• Request:
Output each entry below as it stands, leaving out every picture.

(Stored entries)
------------------------------------------------

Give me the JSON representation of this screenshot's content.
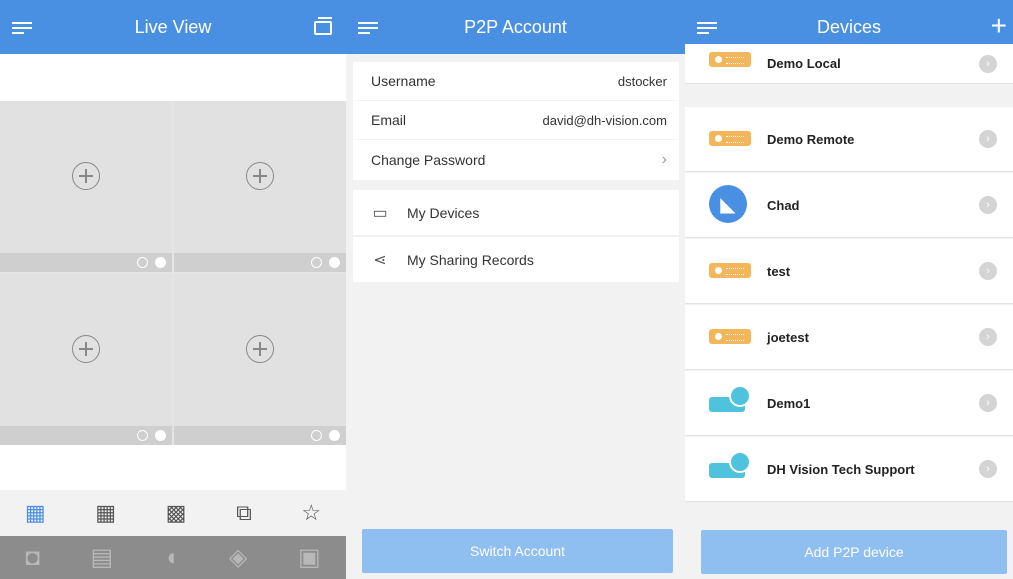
{
  "live_view": {
    "title": "Live View",
    "icons": {
      "menu": "hamburger-icon",
      "window": "window-icon"
    },
    "layout_icons": [
      "grid-4-icon",
      "grid-9-icon",
      "grid-16-icon",
      "switch-window-icon",
      "favorites-star-icon"
    ],
    "tool_icons": [
      "camera-snapshot-icon",
      "record-clapper-icon",
      "audio-icon",
      "ptz-icon",
      "image-icon"
    ]
  },
  "p2p": {
    "title": "P2P Account",
    "username_label": "Username",
    "username_value": "dstocker",
    "email_label": "Email",
    "email_value": "david@dh-vision.com",
    "change_password": "Change Password",
    "my_devices": "My Devices",
    "my_sharing_records": "My Sharing Records",
    "switch_account": "Switch Account"
  },
  "devices": {
    "title": "Devices",
    "items": [
      {
        "name": "Demo Local",
        "icon": "nvr-icon"
      },
      {
        "name": "Demo Remote",
        "icon": "nvr-icon"
      },
      {
        "name": "Chad",
        "icon": "camera-icon"
      },
      {
        "name": "test",
        "icon": "nvr-icon"
      },
      {
        "name": "joetest",
        "icon": "nvr-icon"
      },
      {
        "name": "Demo1",
        "icon": "shared-nvr-icon"
      },
      {
        "name": "DH Vision Tech Support",
        "icon": "cloud-nvr-icon"
      }
    ],
    "add_button": "Add P2P device"
  },
  "colors": {
    "accent": "#4a90e2",
    "button": "#8fbef0",
    "device_orange": "#f4b65b",
    "device_teal": "#4fc2dd"
  }
}
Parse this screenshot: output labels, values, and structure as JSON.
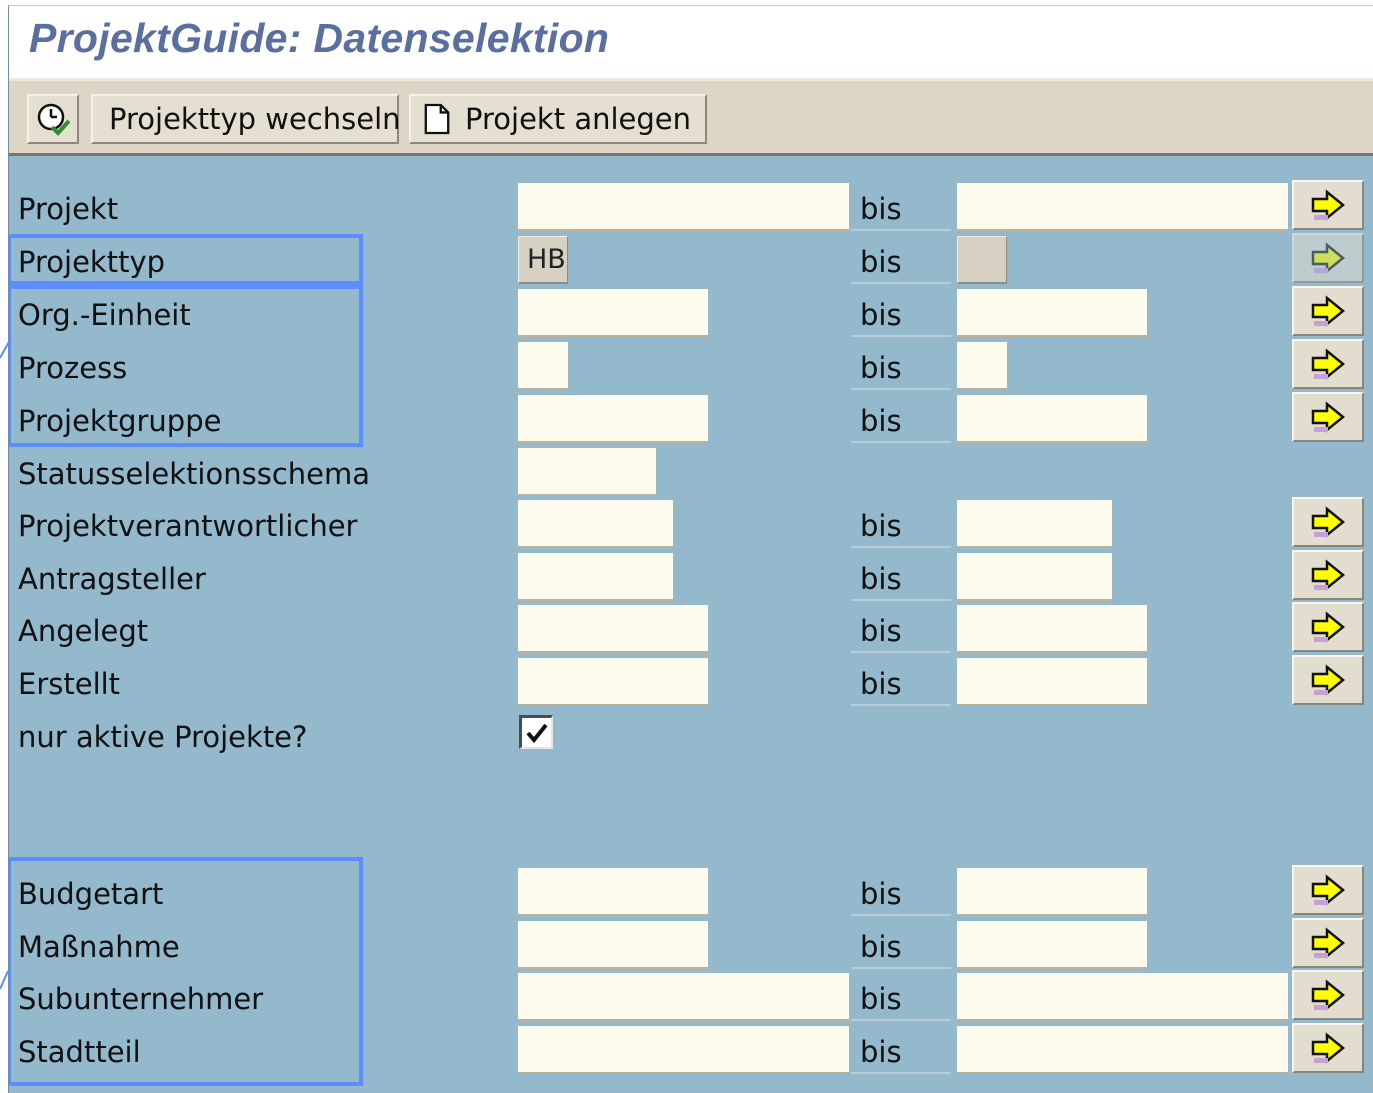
{
  "window": {
    "title": "ProjektGuide: Datenselektion"
  },
  "toolbar": {
    "execute_icon": "execute-clock-icon",
    "type_label": "Projekttyp wechseln",
    "new_label": "Projekt anlegen",
    "new_icon": "document-icon"
  },
  "form": {
    "bis": "bis",
    "fields": [
      {
        "label": "Projekt",
        "from": "",
        "to": ""
      },
      {
        "label": "Projekttyp",
        "from": "HB",
        "to": "",
        "readonly": true
      },
      {
        "label": "Org.-Einheit",
        "from": "",
        "to": ""
      },
      {
        "label": "Prozess",
        "from": "",
        "to": ""
      },
      {
        "label": "Projektgruppe",
        "from": "",
        "to": ""
      },
      {
        "label": "Statusselektionsschema",
        "from": ""
      },
      {
        "label": "Projektverantwortlicher",
        "from": "",
        "to": ""
      },
      {
        "label": "Antragsteller",
        "from": "",
        "to": ""
      },
      {
        "label": "Angelegt",
        "from": "",
        "to": ""
      },
      {
        "label": "Erstellt",
        "from": "",
        "to": ""
      },
      {
        "label": "nur aktive Projekte?",
        "checked": true
      },
      {
        "label": "Budgetart",
        "from": "",
        "to": ""
      },
      {
        "label": "Maßnahme",
        "from": "",
        "to": ""
      },
      {
        "label": "Subunternehmer",
        "from": "",
        "to": ""
      },
      {
        "label": "Stadtteil",
        "from": "",
        "to": ""
      }
    ]
  },
  "icons": {
    "multiple_selection": "yellow-arrow-right-icon",
    "checkbox": "checkmark-icon"
  },
  "colors": {
    "form_background": "#94b8cc",
    "title_text": "#5a6fa0",
    "highlight_box": "#5b8dff",
    "input_background": "#fdfbee",
    "arrow_fill": "#ffff00"
  }
}
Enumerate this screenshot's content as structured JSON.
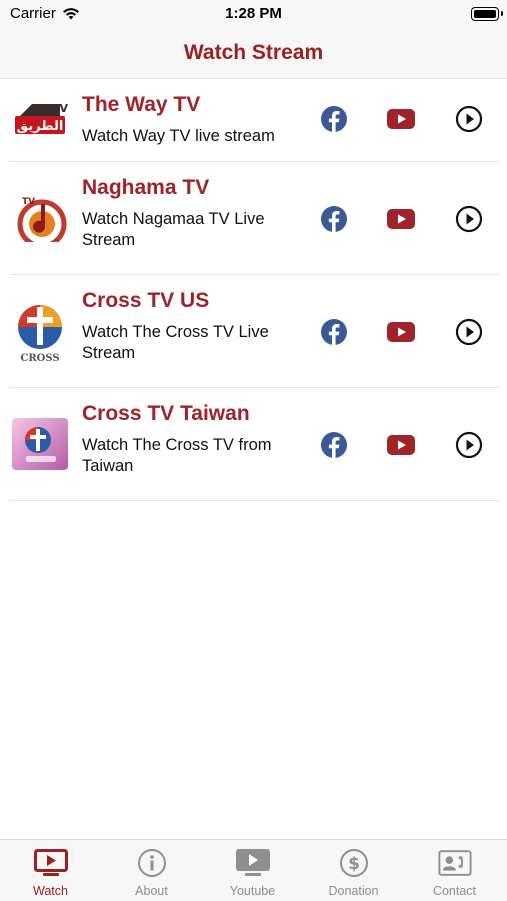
{
  "status_bar": {
    "carrier": "Carrier",
    "time": "1:28 PM"
  },
  "nav": {
    "title": "Watch Stream"
  },
  "channels": [
    {
      "title": "The Way TV",
      "description": "Watch Way TV live stream",
      "logo_text": "الطريق",
      "logo_badge": "TV"
    },
    {
      "title": "Naghama TV",
      "description": "Watch Nagamaa TV Live Stream",
      "logo_badge": "TV"
    },
    {
      "title": "Cross TV US",
      "description": "Watch The Cross TV Live Stream",
      "logo_text": "CROSS"
    },
    {
      "title": "Cross TV Taiwan",
      "description": "Watch The Cross TV from Taiwan"
    }
  ],
  "actions": {
    "facebook_icon": "facebook-icon",
    "youtube_icon": "youtube-icon",
    "play_icon": "play-circle-icon"
  },
  "tabs": [
    {
      "label": "Watch",
      "icon": "tv-play-icon",
      "active": true
    },
    {
      "label": "About",
      "icon": "info-icon"
    },
    {
      "label": "Youtube",
      "icon": "video-play-icon"
    },
    {
      "label": "Donation",
      "icon": "dollar-icon"
    },
    {
      "label": "Contact",
      "icon": "contact-card-icon"
    }
  ],
  "colors": {
    "accent": "#9b2020",
    "facebook": "#3b5998",
    "youtube": "#a0232a",
    "inactive": "#8e8e8e"
  }
}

------------------------------------------------

• Answer to this task:
Give me the JSON representation of this screenshot's content.
{
  "live_view": {
    "title": "Live View",
    "icons": {
      "menu": "hamburger-icon",
      "window": "window-icon"
    },
    "layout_icons": [
      "grid-4-icon",
      "grid-9-icon",
      "grid-16-icon",
      "switch-window-icon",
      "favorites-star-icon"
    ],
    "tool_icons": [
      "camera-snapshot-icon",
      "record-clapper-icon",
      "audio-icon",
      "ptz-icon",
      "image-icon"
    ]
  },
  "p2p": {
    "title": "P2P Account",
    "username_label": "Username",
    "username_value": "dstocker",
    "email_label": "Email",
    "email_value": "david@dh-vision.com",
    "change_password": "Change Password",
    "my_devices": "My Devices",
    "my_sharing_records": "My Sharing Records",
    "switch_account": "Switch Account"
  },
  "devices": {
    "title": "Devices",
    "items": [
      {
        "name": "Demo Local",
        "icon": "nvr-icon"
      },
      {
        "name": "Demo Remote",
        "icon": "nvr-icon"
      },
      {
        "name": "Chad",
        "icon": "camera-icon"
      },
      {
        "name": "test",
        "icon": "nvr-icon"
      },
      {
        "name": "joetest",
        "icon": "nvr-icon"
      },
      {
        "name": "Demo1",
        "icon": "shared-nvr-icon"
      },
      {
        "name": "DH Vision Tech Support",
        "icon": "cloud-nvr-icon"
      }
    ],
    "add_button": "Add P2P device"
  },
  "colors": {
    "accent": "#4a90e2",
    "button": "#8fbef0",
    "device_orange": "#f4b65b",
    "device_teal": "#4fc2dd"
  }
}
Parse this screenshot: output labels, values, and structure as JSON.
{
  "window": {
    "title": "ProjektGuide: Datenselektion"
  },
  "toolbar": {
    "execute_icon": "execute-clock-icon",
    "type_label": "Projekttyp wechseln",
    "new_label": "Projekt anlegen",
    "new_icon": "document-icon"
  },
  "form": {
    "bis": "bis",
    "fields": [
      {
        "label": "Projekt",
        "from": "",
        "to": ""
      },
      {
        "label": "Projekttyp",
        "from": "HB",
        "to": "",
        "readonly": true
      },
      {
        "label": "Org.-Einheit",
        "from": "",
        "to": ""
      },
      {
        "label": "Prozess",
        "from": "",
        "to": ""
      },
      {
        "label": "Projektgruppe",
        "from": "",
        "to": ""
      },
      {
        "label": "Statusselektionsschema",
        "from": ""
      },
      {
        "label": "Projektverantwortlicher",
        "from": "",
        "to": ""
      },
      {
        "label": "Antragsteller",
        "from": "",
        "to": ""
      },
      {
        "label": "Angelegt",
        "from": "",
        "to": ""
      },
      {
        "label": "Erstellt",
        "from": "",
        "to": ""
      },
      {
        "label": "nur aktive Projekte?",
        "checked": true
      },
      {
        "label": "Budgetart",
        "from": "",
        "to": ""
      },
      {
        "label": "Maßnahme",
        "from": "",
        "to": ""
      },
      {
        "label": "Subunternehmer",
        "from": "",
        "to": ""
      },
      {
        "label": "Stadtteil",
        "from": "",
        "to": ""
      }
    ]
  },
  "icons": {
    "multiple_selection": "yellow-arrow-right-icon",
    "checkbox": "checkmark-icon"
  },
  "colors": {
    "form_background": "#94b8cc",
    "title_text": "#5a6fa0",
    "highlight_box": "#5b8dff",
    "input_background": "#fdfbee",
    "arrow_fill": "#ffff00"
  }
}
Enumerate this screenshot's content as structured JSON.
{
  "status_bar": {
    "carrier": "Carrier",
    "time": "1:28 PM"
  },
  "nav": {
    "title": "Watch Stream"
  },
  "channels": [
    {
      "title": "The Way TV",
      "description": "Watch Way TV live stream",
      "logo_text": "الطريق",
      "logo_badge": "TV"
    },
    {
      "title": "Naghama TV",
      "description": "Watch Nagamaa TV Live Stream",
      "logo_badge": "TV"
    },
    {
      "title": "Cross TV US",
      "description": "Watch The Cross TV Live Stream",
      "logo_text": "CROSS"
    },
    {
      "title": "Cross TV Taiwan",
      "description": "Watch The Cross TV from Taiwan"
    }
  ],
  "actions": {
    "facebook_icon": "facebook-icon",
    "youtube_icon": "youtube-icon",
    "play_icon": "play-circle-icon"
  },
  "tabs": [
    {
      "label": "Watch",
      "icon": "tv-play-icon",
      "active": true
    },
    {
      "label": "About",
      "icon": "info-icon"
    },
    {
      "label": "Youtube",
      "icon": "video-play-icon"
    },
    {
      "label": "Donation",
      "icon": "dollar-icon"
    },
    {
      "label": "Contact",
      "icon": "contact-card-icon"
    }
  ],
  "colors": {
    "accent": "#9b2020",
    "facebook": "#3b5998",
    "youtube": "#a0232a",
    "inactive": "#8e8e8e"
  }
}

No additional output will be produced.